• [Given task] Give every line below again, exactly.

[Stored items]
::::::::

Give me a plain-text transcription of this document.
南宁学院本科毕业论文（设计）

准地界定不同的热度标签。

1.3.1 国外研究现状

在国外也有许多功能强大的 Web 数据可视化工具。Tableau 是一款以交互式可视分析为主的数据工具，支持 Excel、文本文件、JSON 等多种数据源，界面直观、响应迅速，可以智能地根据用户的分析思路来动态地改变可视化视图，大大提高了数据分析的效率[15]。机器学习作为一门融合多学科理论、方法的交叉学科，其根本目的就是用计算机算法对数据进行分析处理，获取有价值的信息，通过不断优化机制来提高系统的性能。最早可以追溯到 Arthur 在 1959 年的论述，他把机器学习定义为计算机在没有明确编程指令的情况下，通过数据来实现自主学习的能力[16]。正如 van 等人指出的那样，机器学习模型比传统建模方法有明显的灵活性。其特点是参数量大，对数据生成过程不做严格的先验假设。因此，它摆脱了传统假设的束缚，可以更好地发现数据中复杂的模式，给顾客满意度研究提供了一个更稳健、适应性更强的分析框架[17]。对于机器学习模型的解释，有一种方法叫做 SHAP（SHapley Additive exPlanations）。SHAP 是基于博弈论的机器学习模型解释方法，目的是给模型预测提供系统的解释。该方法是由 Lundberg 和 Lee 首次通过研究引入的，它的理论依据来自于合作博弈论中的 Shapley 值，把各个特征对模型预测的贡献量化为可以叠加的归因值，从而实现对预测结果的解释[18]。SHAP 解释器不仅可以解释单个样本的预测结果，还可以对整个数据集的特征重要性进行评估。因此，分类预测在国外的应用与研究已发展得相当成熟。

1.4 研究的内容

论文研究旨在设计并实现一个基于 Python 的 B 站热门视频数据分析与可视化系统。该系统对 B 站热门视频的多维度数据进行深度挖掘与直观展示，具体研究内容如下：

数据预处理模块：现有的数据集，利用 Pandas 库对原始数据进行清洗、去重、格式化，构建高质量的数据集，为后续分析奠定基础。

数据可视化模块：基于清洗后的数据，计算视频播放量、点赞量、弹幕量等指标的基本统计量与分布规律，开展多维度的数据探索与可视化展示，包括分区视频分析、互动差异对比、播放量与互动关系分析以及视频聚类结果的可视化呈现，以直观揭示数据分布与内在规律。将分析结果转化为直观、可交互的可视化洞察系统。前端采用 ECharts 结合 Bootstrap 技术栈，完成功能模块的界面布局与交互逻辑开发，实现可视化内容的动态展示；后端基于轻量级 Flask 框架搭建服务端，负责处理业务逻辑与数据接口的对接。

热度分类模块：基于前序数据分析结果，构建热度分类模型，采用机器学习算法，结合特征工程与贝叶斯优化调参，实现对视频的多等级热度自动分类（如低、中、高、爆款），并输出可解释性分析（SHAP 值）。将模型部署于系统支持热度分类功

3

::::::::

• [Written solution]
Give me a plain-text transcription of this document.
南宁学院本科毕业论文（设计）

准地界定不同的热度标签。

1.3.1 国外研究现状

在国外也有许多功能强大的 Web 数据可视化工具。Tableau 是一款以交互式可视分析为主的数据工具，支持 Excel、文本文件、JSON 等多种数据源，界面直观、响应迅速，可以智能地根据用户的分析思路来动态地改变可视化视图，大大提高了数据分析的效率[15]。机器学习作为一门融合多学科理论、方法的交叉学科，其根本目的就是用计算机算法对数据进行分析处理，获取有价值的信息，通过不断优化机制来提高系统的性能。最早可以追溯到 Arthur 在 1959 年的论述，他把机器学习定义为计算机在没有明确编程指令的情况下，通过数据来实现自主学习的能力[16]。正如 van 等人指出的那样，机器学习模型比传统建模方法有明显的灵活性。其特点是参数量大，对数据生成过程不做严格的先验假设。因此，它摆脱了传统假设的束缚，可以更好地发现数据中复杂的模式，给顾客满意度研究提供了一个更稳健、适应性更强的分析框架[17]。对于机器学习模型的解释，有一种方法叫做 SHAP（SHapley Additive exPlanations）。SHAP 是基于博弈论的机器学习模型解释方法，目的是给模型预测提供系统的解释。该方法是由 Lundberg 和 Lee 首次通过研究引入的，它的理论依据来自于合作博弈论中的 Shapley 值，把各个特征对模型预测的贡献量化为可以叠加的归因值，从而实现对预测结果的解释[18]。SHAP 解释器不仅可以解释单个样本的预测结果，还可以对整个数据集的特征重要性进行评估。因此，分类预测在国外的应用与研究已发展得相当成熟。

1.4 研究的内容

论文研究旨在设计并实现一个基于 Python 的 B 站热门视频数据分析与可视化系统。该系统对 B 站热门视频的多维度数据进行深度挖掘与直观展示，具体研究内容如下：

数据预处理模块：现有的数据集，利用 Pandas 库对原始数据进行清洗、去重、格式化，构建高质量的数据集，为后续分析奠定基础。

数据可视化模块：基于清洗后的数据，计算视频播放量、点赞量、弹幕量等指标的基本统计量与分布规律，开展多维度的数据探索与可视化展示，包括分区视频分析、互动差异对比、播放量与互动关系分析以及视频聚类结果的可视化呈现，以直观揭示数据分布与内在规律。将分析结果转化为直观、可交互的可视化洞察系统。前端采用 ECharts 结合 Bootstrap 技术栈，完成功能模块的界面布局与交互逻辑开发，实现可视化内容的动态展示；后端基于轻量级 Flask 框架搭建服务端，负责处理业务逻辑与数据接口的对接。

热度分类模块：基于前序数据分析结果，构建热度分类模型，采用机器学习算法，结合特征工程与贝叶斯优化调参，实现对视频的多等级热度自动分类（如低、中、高、爆款），并输出可解释性分析（SHAP 值）。将模型部署于系统支持热度分类功

3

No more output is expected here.